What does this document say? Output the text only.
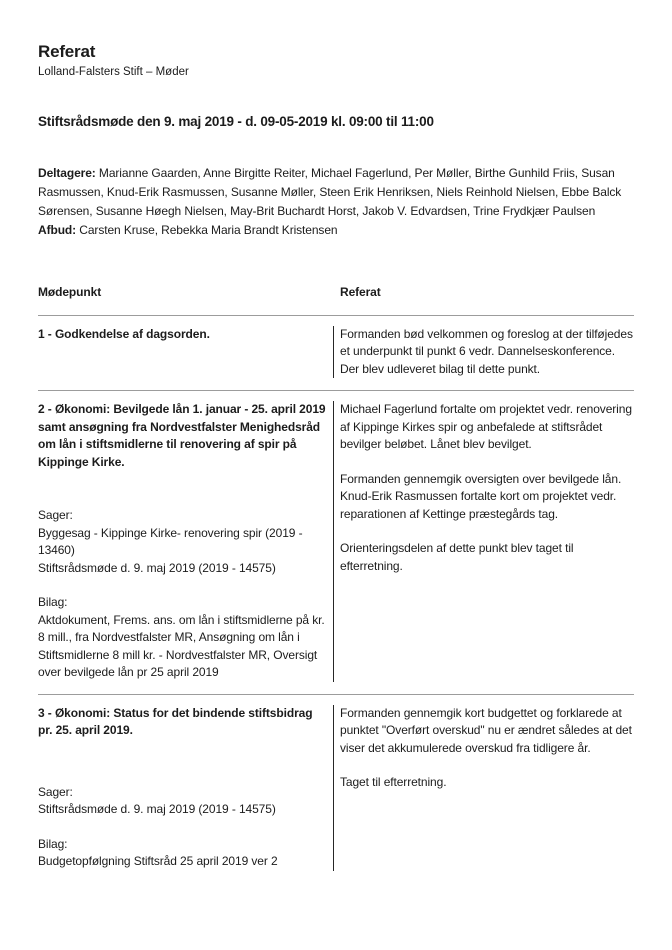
Referat
Lolland-Falsters Stift – Møder
Stiftsrådsmøde den 9. maj 2019 - d. 09-05-2019 kl. 09:00 til 11:00
Deltagere: Marianne Gaarden, Anne Birgitte Reiter, Michael Fagerlund, Per Møller, Birthe Gunhild Friis, Susan Rasmussen, Knud-Erik Rasmussen, Susanne Møller, Steen Erik Henriksen, Niels Reinhold Nielsen, Ebbe Balck Sørensen, Susanne Høegh Nielsen, May-Brit Buchardt Horst, Jakob V. Edvardsen, Trine Frydkjær Paulsen
Afbud: Carsten Kruse, Rebekka Maria Brandt Kristensen
Mødepunkt	Referat
1 - Godkendelse af dagsorden.	Formanden bød velkommen og foreslog at der tilføjedes et underpunkt til punkt 6 vedr. Dannelseskonference. Der blev udleveret bilag til dette punkt.

2 - Økonomi: Bevilgede lån 1. januar - 25. april 2019 samt ansøgning fra Nordvestfalster Menighedsråd om lån i stiftsmidlerne til renovering af spir på Kippinge Kirke.
Sager:
Byggesag - Kippinge Kirke- renovering spir (2019 - 13460)
Stiftsrådsmøde d. 9. maj 2019 (2019 - 14575)
Bilag:
Aktdokument, Frems. ans. om lån i stiftsmidlerne på kr. 8 mill., fra Nordvestfalster MR, Ansøgning om lån i Stiftsmidlerne 8 mill kr. - Nordvestfalster MR, Oversigt over bevilgede lån pr 25 april 2019

Michael Fagerlund fortalte om projektet vedr. renovering af Kippinge Kirkes spir og anbefalede at stiftsrådet bevilger beløbet. Lånet blev bevilget.

Formanden gennemgik oversigten over bevilgede lån. Knud-Erik Rasmussen fortalte kort om projektet vedr. reparationen af Kettinge præstegårds tag.

Orienteringsdelen af dette punkt blev taget til efterretning.

3 - Økonomi: Status for det bindende stiftsbidrag pr. 25. april 2019.
Sager:
Stiftsrådsmøde d. 9. maj 2019 (2019 - 14575)
Bilag:
Budgetopfølgning Stiftsråd 25 april 2019 ver 2

Formanden gennemgik kort budgettet og forklarede at punktet "Overført overskud" nu er ændret således at det viser det akkumulerede overskud fra tidligere år.

Taget til efterretning.
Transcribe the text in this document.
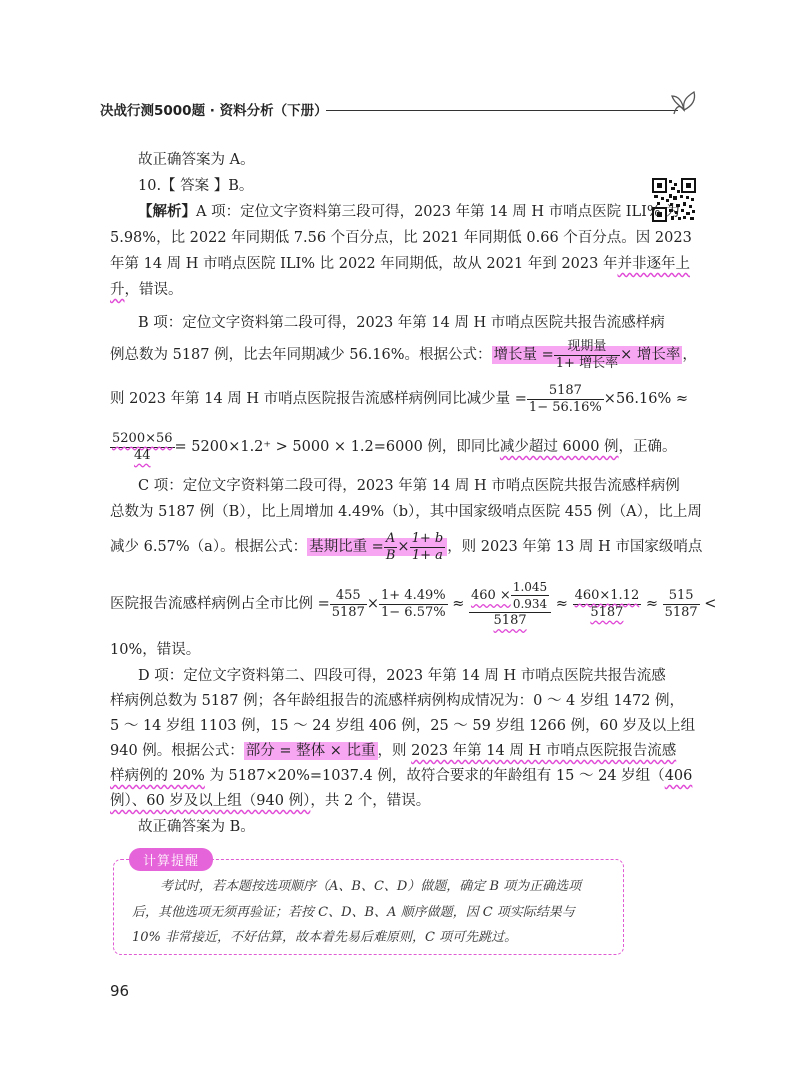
决战行测5000题 · 资料分析（下册）
故正确答案为 A。
10.【 答案 】B。
【解析】A 项：定位文字资料第三段可得，2023 年第 14 周 H 市哨点医院 ILI% 为
5.98%，比 2022 年同期低 7.56 个百分点，比 2021 年同期低 0.66 个百分点。因 2023
年第 14 周 H 市哨点医院 ILI% 比 2022 年同期低，故从 2021 年到 2023 年并非逐年上
升，错误。
B 项：定位文字资料第二段可得，2023 年第 14 周 H 市哨点医院共报告流感样病
例总数为 5187 例，比去年同期减少 56.16%。根据公式： 增长量 = $\frac{\text{现期量}}{\text{1+ 增长率}}$ × 增长率 ，
则 2023 年第 14 周 H 市哨点医院报告流感样病例同比减少量 = $\frac{5187}{1- 56.16\%} \times 56.16\%$ ≈
$\frac{5200\times 56}{44} = 5200\times 1.2^+ > 5000 \times 1.2=6000$ 例，即同比减少超过 6000 例，正确。
C 项：定位文字资料第二段可得，2023 年第 14 周 H 市哨点医院共报告流感样病例
总数为 5187 例（B），比上周增加 4.49%（b），其中国家级哨点医院 455 例（A），比上周
减少 6.57%（a）。根据公式： 基期比重 = $\frac{A}{B} \times \frac{1+ b}{1+ a}$ ，则 2023 年第 13 周 H 市国家级哨点
医院报告流感样病例占全市比例 = $\frac{455}{5187} \times \frac{1+ 4.49\%}{1- 6.57\%} \approx \frac{460 \times \frac{1.045}{0.934}}{5187} \approx \frac{460\times 1.12}{5187} \approx \frac{515}{5187}$ <
10%，错误。
D 项：定位文字资料第二、四段可得，2023 年第 14 周 H 市哨点医院共报告流感
样病例总数为 5187 例；各年龄组报告的流感样病例构成情况为：0 ～ 4 岁组 1472 例，
5 ～ 14 岁组 1103 例，15 ～ 24 岁组 406 例，25 ～ 59 岁组 1266 例，60 岁及以上组
940 例。根据公式： 部分 = 整体 × 比重 ，则 2023 年第 14 周 H 市哨点医院报告流感
样病例的 20% 为 5187×20%=1037.4 例，故符合要求的年龄组有 15 ～ 24 岁组（406
例）、60 岁及以上组（940 例），共 2 个，错误。
故正确答案为 B。
计算提醒
考试时，若本题按选项顺序（A、B、C、D）做题，确定 B 项为正确选项
后，其他选项无须再验证；若按 C、D、B、A 顺序做题，因 C 项实际结果与
10% 非常接近，不好估算，故本着先易后难原则，C 项可先跳过。
96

# [What to do]
In the material above, show every line where the word "Økonomi" turns up.

# [Reply to the exercise]
2 - Økonomi: Bevilgede lån 1. januar - 25. april 2019 samt ansøgning fra Nordvestfalster Menighedsråd om lån i stiftsmidlerne til renovering af spir på Kippinge Kirke.
3 - Økonomi: Status for det bindende stiftsbidrag pr. 25. april 2019.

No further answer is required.